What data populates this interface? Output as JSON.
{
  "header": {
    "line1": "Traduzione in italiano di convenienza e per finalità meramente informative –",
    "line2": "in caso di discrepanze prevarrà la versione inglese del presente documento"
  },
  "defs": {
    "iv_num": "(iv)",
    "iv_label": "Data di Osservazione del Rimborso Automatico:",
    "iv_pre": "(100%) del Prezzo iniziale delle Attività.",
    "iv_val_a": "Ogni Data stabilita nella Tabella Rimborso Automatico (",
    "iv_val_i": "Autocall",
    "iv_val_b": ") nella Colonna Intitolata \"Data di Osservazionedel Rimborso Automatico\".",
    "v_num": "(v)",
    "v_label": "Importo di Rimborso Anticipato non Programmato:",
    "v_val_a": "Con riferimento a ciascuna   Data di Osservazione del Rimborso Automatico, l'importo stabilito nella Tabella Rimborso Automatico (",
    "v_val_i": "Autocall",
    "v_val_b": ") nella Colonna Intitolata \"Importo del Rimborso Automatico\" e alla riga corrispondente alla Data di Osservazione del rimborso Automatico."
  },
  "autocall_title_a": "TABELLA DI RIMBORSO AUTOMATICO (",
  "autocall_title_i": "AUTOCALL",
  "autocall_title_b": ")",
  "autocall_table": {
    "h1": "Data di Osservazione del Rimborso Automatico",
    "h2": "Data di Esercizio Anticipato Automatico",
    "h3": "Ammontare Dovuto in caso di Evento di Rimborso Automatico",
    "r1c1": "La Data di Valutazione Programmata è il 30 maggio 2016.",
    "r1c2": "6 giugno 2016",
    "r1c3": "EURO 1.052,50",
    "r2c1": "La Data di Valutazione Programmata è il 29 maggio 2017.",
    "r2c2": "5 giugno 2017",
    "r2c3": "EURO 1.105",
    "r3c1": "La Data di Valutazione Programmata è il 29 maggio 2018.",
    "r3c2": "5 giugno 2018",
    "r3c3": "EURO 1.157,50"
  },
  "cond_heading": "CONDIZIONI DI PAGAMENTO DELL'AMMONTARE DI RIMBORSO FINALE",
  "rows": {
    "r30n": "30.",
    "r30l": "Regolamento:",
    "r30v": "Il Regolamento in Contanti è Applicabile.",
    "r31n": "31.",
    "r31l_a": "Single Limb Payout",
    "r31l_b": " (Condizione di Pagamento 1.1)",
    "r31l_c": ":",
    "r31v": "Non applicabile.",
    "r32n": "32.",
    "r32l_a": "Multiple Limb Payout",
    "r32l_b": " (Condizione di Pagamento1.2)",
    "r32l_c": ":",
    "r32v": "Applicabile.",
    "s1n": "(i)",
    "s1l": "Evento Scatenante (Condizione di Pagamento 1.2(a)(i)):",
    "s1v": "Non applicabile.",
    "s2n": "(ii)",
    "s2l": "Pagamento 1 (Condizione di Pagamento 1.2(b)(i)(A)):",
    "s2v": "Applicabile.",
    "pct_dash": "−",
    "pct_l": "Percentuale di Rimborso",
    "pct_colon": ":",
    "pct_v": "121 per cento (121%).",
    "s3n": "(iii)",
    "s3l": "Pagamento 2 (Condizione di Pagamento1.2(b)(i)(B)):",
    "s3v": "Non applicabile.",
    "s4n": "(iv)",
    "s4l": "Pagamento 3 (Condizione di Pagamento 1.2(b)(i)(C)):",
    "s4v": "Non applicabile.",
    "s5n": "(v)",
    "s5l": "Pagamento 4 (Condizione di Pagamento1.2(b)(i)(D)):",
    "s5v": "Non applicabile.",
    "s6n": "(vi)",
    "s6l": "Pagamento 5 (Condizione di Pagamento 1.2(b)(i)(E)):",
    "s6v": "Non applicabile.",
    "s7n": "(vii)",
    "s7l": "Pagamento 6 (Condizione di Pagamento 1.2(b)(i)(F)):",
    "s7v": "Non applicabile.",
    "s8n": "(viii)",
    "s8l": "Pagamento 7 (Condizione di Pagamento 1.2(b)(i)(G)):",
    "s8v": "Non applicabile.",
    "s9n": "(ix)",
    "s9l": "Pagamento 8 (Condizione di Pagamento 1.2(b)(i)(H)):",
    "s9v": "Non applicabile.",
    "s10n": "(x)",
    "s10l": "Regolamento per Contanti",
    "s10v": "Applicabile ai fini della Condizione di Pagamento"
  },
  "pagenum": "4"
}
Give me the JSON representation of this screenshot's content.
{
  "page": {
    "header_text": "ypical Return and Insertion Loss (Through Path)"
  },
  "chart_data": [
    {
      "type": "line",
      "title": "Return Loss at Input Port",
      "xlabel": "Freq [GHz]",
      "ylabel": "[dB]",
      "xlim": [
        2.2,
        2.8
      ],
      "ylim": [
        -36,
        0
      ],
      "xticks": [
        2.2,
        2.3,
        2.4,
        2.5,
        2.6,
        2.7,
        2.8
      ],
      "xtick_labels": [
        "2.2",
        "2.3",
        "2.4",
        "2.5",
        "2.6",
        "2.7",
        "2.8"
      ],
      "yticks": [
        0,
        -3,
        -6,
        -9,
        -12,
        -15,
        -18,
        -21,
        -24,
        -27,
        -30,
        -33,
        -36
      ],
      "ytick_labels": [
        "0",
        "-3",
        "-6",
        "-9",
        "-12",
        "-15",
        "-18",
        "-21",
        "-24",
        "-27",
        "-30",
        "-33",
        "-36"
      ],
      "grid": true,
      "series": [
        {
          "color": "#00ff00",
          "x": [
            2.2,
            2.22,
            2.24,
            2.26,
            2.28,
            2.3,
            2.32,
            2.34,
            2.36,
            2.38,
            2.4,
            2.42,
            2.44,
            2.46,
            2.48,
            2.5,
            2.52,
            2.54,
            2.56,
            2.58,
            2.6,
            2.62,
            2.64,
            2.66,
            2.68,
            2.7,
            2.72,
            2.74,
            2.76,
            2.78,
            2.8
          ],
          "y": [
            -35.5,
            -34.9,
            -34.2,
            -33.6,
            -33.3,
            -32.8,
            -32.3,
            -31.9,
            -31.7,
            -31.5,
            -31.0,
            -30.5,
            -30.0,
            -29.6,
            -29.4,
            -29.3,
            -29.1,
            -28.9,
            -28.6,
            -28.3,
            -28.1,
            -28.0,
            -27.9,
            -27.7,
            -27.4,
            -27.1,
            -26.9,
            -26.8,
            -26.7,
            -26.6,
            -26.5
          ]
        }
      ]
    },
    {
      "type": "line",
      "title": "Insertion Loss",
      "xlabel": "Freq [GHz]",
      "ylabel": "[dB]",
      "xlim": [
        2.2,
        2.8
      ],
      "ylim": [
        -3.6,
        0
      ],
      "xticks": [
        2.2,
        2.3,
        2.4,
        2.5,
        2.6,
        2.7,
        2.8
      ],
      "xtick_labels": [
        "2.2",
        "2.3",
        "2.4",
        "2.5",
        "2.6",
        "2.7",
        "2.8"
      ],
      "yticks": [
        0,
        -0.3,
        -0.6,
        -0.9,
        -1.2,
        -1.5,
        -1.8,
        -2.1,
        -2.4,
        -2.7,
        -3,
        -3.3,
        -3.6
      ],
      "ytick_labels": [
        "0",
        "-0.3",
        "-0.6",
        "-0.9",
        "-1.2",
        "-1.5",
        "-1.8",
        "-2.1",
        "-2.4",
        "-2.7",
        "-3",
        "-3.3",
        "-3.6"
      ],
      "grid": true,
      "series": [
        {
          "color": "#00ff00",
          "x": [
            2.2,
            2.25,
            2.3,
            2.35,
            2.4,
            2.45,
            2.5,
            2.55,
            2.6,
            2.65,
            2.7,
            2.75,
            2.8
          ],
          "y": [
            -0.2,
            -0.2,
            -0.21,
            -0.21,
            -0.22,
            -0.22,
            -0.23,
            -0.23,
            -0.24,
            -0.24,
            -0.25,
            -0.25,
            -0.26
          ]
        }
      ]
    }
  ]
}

+++

### What to do
Note how many lines of the material contain the string "Condizione". Then report that number by itself.

### Written reply
12